• [Given records]

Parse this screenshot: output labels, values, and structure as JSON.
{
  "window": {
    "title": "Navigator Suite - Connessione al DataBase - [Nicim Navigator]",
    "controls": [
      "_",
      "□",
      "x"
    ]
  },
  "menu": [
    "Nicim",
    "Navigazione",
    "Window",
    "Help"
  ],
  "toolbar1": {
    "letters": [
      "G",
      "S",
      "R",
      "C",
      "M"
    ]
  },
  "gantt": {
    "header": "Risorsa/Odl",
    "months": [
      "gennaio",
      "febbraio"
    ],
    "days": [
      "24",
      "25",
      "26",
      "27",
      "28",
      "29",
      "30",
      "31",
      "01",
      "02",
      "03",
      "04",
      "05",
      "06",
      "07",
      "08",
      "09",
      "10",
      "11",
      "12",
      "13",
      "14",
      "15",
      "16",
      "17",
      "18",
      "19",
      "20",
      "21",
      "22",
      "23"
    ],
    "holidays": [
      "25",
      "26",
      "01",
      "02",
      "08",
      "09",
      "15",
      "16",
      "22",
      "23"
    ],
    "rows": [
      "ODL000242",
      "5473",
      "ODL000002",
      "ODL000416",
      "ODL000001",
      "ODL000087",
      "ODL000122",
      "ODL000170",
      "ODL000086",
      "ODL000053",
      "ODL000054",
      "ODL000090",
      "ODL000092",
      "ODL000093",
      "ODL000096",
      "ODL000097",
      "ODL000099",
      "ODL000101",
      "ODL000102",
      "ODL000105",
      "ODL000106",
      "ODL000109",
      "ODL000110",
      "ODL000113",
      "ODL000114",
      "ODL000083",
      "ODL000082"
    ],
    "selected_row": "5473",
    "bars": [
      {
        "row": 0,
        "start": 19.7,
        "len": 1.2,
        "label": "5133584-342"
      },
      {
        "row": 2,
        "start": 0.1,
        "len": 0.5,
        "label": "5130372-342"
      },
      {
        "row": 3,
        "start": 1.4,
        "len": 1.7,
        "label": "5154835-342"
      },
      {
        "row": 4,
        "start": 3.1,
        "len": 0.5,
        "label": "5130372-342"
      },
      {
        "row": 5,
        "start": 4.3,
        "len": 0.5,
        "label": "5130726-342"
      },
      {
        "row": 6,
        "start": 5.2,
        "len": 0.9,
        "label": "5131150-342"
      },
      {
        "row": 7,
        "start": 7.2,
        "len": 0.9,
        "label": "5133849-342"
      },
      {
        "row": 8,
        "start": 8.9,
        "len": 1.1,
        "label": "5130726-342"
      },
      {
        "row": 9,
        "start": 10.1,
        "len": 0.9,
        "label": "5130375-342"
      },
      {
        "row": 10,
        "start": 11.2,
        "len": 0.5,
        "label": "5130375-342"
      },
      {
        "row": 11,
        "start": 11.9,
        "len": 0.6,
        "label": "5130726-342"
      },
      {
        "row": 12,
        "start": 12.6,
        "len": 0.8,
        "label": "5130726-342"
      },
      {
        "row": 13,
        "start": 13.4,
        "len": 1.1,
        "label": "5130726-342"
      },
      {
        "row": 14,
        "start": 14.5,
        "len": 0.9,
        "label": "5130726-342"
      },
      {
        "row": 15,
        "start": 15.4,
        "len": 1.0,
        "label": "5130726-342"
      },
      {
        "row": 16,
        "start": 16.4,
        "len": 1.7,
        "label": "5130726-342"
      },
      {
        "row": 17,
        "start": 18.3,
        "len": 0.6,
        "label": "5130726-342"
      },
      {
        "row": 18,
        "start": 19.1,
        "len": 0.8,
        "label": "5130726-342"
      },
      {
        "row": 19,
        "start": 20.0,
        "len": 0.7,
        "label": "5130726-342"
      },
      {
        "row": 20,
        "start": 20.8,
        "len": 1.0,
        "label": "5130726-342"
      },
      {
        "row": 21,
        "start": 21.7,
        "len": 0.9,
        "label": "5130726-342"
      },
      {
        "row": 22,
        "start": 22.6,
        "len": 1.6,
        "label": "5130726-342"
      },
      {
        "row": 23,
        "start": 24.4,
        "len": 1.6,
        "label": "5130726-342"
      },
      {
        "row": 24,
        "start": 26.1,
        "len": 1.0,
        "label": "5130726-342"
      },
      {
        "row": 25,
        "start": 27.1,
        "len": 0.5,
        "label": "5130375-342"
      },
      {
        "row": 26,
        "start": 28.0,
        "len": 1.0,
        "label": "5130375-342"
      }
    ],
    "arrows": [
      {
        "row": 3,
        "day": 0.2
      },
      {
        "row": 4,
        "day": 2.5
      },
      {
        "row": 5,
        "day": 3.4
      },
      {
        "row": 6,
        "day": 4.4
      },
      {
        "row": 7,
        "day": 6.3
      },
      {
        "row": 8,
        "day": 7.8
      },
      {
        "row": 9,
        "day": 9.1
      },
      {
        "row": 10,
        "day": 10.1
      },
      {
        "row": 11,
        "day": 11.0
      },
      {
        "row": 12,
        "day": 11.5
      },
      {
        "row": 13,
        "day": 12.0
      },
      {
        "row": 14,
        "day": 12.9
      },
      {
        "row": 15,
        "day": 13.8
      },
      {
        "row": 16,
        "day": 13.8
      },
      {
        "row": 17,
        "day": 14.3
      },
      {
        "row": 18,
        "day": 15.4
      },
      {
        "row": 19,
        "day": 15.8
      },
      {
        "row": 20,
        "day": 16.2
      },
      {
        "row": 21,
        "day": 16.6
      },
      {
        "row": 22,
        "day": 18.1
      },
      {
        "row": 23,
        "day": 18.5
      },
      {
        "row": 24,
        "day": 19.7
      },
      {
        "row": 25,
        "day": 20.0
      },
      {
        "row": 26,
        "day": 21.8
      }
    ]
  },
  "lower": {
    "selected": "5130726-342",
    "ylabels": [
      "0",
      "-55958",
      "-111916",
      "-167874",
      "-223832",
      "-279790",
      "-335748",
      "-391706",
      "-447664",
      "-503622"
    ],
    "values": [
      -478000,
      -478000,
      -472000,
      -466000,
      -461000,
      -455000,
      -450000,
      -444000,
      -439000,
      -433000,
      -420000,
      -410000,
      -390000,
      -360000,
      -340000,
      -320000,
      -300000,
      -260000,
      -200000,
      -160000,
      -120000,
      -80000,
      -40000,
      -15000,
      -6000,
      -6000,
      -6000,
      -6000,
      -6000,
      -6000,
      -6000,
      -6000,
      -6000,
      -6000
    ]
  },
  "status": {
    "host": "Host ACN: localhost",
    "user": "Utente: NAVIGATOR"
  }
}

• [Challenge]
Copy in full each line that holds the word "values".

• [Complete answer]
Parse this screenshot: output labels, values, and structure as JSON.
    "values": [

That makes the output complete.